To improve our understanding of how genetic, cultural and environmental factors influence susceptibility to disease and address health disparities in Blacks, African immigrants must be engaged meaningfully in research. The Africans in America Study24 is an exemplar of clinical studies among African immigrants to improve the diagnosis of diabetes among Blacks. Rotimi et al25 have also posited that the African diaspora may improve our understanding of genes such as the apolipoprotein L1(APOL1) and lipoprotein lipase (LPL) that disproportionately affect persons of African descent. Future prospective studies may increase our understanding of how individual biological and behavioral risk factors among African immigrants interact with the physical and social environmental factors to which they are exposed in their new home countries. These studies may also identify targets for future interventions to improve the health of African immigrants.

Task goal:
Answer these questions from the text on African immigrants in health research.
(a) What does the Africans in America Study aim to improve?
(b) Which two genes do Rotimi et al say the African diaspora may help us understand?
(c) Besides deepening understanding of risk factors, what else may future prospective studies identify?

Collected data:
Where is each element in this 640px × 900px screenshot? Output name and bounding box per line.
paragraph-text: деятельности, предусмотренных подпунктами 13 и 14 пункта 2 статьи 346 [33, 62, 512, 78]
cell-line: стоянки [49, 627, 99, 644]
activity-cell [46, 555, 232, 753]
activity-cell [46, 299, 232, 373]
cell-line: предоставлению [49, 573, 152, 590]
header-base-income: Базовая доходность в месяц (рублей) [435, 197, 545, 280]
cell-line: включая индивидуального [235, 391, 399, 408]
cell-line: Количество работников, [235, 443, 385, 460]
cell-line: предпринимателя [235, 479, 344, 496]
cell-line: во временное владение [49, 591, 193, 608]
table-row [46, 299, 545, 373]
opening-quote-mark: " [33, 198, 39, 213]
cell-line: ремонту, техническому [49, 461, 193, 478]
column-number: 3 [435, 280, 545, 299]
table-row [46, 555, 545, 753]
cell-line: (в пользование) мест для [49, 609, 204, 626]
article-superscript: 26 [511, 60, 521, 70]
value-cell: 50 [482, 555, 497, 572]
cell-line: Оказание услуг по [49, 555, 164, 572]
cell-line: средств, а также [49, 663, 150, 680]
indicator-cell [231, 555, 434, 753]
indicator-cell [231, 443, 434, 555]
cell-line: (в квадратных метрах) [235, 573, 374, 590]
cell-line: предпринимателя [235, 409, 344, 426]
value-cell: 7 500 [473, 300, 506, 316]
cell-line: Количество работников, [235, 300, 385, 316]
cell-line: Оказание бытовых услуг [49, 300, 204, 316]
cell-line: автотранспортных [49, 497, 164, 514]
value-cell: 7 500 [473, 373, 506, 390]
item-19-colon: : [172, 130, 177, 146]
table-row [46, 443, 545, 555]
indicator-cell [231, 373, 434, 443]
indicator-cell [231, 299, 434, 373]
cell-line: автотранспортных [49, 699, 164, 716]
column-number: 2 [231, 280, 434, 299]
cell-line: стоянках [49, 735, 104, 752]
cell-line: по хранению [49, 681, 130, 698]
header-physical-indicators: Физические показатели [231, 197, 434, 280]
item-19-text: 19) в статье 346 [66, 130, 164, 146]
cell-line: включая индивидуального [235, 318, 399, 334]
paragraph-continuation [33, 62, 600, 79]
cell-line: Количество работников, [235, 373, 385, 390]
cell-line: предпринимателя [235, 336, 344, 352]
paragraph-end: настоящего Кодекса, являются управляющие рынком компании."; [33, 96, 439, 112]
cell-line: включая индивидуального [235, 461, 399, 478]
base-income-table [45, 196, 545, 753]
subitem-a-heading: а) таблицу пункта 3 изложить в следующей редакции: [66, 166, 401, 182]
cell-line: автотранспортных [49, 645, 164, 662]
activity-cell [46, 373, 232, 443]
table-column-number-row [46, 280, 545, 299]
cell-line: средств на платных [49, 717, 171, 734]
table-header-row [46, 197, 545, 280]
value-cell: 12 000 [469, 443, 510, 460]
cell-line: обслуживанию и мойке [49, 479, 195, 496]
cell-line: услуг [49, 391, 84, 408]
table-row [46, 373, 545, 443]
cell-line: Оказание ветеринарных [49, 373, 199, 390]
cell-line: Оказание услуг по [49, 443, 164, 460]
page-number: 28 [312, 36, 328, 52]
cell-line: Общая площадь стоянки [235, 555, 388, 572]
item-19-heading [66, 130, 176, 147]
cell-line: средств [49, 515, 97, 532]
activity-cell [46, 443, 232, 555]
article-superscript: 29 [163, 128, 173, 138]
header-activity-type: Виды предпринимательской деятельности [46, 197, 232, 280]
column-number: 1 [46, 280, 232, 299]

The answer:
(a) The diagnosis of diabetes among Blacks.
(b) Apolipoprotein L1 (APOL1) and lipoprotein lipase (LPL).
(c) Targets for future interventions to improve the health of African immigrants.